Lines holding the string "Eres" are the ones to copy; find them all in the data.

____

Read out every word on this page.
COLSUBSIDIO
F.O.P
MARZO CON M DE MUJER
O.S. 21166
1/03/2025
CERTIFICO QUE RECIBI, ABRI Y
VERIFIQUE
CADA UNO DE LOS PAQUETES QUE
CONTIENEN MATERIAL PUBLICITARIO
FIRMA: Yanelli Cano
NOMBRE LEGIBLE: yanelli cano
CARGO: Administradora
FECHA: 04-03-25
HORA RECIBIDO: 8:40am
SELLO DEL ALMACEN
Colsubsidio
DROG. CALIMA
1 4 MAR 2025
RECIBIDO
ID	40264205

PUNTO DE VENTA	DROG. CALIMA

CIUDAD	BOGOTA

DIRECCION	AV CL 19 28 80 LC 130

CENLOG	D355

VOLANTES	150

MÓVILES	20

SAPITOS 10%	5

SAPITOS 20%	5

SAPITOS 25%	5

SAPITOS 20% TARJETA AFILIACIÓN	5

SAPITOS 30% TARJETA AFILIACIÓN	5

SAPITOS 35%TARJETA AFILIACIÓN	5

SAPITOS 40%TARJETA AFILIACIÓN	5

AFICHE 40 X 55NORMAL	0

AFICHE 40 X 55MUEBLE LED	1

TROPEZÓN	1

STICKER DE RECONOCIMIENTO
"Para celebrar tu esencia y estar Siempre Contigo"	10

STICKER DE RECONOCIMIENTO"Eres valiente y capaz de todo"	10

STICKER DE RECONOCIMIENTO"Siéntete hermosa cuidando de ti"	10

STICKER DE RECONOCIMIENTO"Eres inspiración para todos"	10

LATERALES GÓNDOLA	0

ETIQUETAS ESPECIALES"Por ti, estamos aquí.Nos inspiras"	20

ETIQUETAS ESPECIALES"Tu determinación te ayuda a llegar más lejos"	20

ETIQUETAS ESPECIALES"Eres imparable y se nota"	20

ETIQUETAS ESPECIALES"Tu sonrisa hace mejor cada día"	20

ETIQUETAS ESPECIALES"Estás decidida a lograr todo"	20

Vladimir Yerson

____

Final answer:
STICKER DE RECONOCIMIENTO"Eres valiente y capaz de todo"	10
STICKER DE RECONOCIMIENTO"Eres inspiración para todos"	10
ETIQUETAS ESPECIALES"Eres imparable y se nota"	20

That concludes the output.